### JOB:
Set down all of the entries word for word, omitting the images they contain.

### Collected data:
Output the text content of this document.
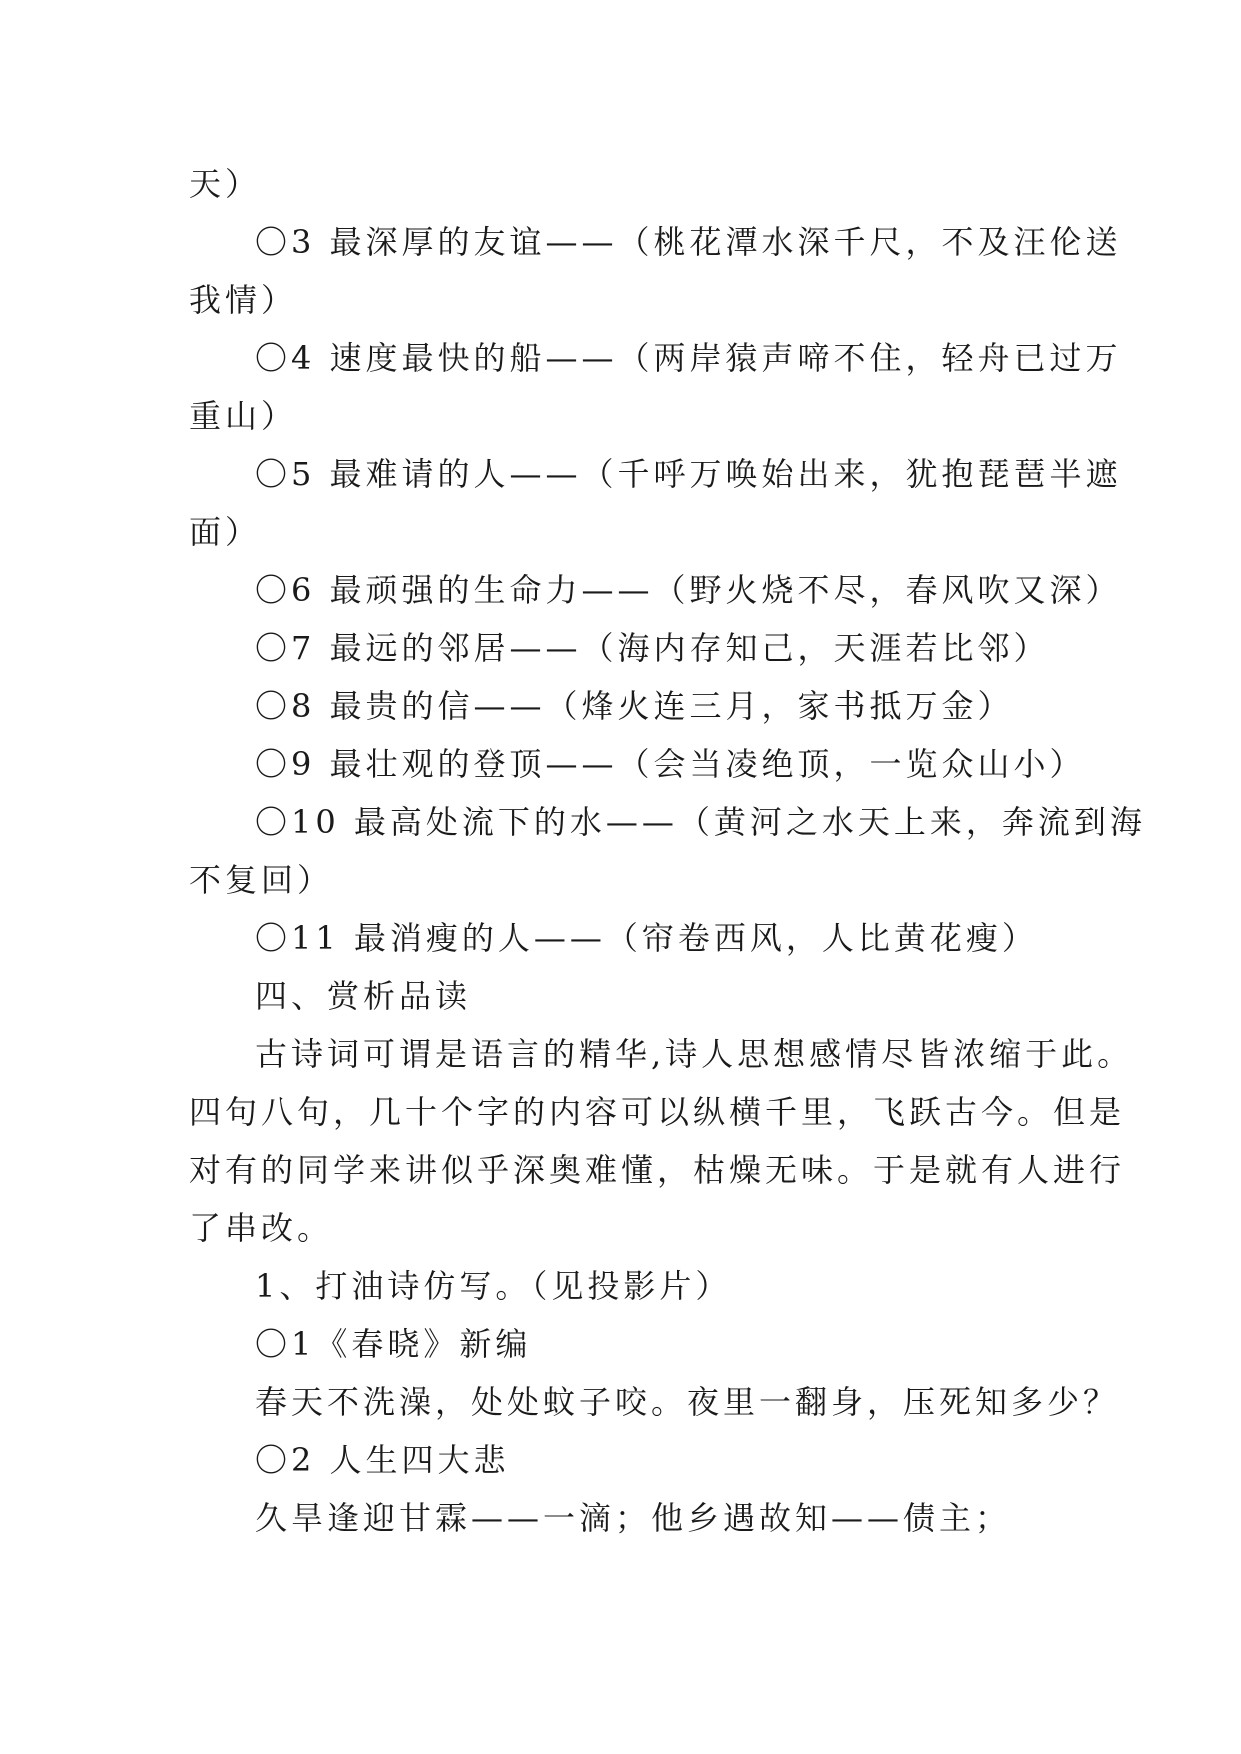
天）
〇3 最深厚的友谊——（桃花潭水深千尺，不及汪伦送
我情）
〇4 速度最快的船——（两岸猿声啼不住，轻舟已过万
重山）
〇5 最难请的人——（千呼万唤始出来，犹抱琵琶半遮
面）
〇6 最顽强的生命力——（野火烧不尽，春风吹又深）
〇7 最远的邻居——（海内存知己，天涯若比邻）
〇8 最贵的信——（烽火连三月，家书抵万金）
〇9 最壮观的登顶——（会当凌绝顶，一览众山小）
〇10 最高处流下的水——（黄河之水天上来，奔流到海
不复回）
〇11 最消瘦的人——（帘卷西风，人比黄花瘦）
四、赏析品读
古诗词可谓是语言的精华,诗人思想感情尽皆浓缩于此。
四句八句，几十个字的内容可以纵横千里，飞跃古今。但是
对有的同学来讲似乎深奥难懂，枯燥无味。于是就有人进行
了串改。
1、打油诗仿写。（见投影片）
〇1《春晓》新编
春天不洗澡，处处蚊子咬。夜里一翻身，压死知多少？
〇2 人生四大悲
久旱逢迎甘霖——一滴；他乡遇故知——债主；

### RESPONSE TO THE EXERCISE:
Output the text content of this document.
天）
〇3 最深厚的友谊——（桃花潭水深千尺，不及汪伦送
我情）
〇4 速度最快的船——（两岸猿声啼不住，轻舟已过万
重山）
〇5 最难请的人——（千呼万唤始出来，犹抱琵琶半遮
面）
〇6 最顽强的生命力——（野火烧不尽，春风吹又深）
〇7 最远的邻居——（海内存知己，天涯若比邻）
〇8 最贵的信——（烽火连三月，家书抵万金）
〇9 最壮观的登顶——（会当凌绝顶，一览众山小）
〇10 最高处流下的水——（黄河之水天上来，奔流到海
不复回）
〇11 最消瘦的人——（帘卷西风，人比黄花瘦）
四、赏析品读
古诗词可谓是语言的精华,诗人思想感情尽皆浓缩于此。
四句八句，几十个字的内容可以纵横千里，飞跃古今。但是
对有的同学来讲似乎深奥难懂，枯燥无味。于是就有人进行
了串改。
1、打油诗仿写。（见投影片）
〇1《春晓》新编
春天不洗澡，处处蚊子咬。夜里一翻身，压死知多少？
〇2 人生四大悲
久旱逢迎甘霖——一滴；他乡遇故知——债主；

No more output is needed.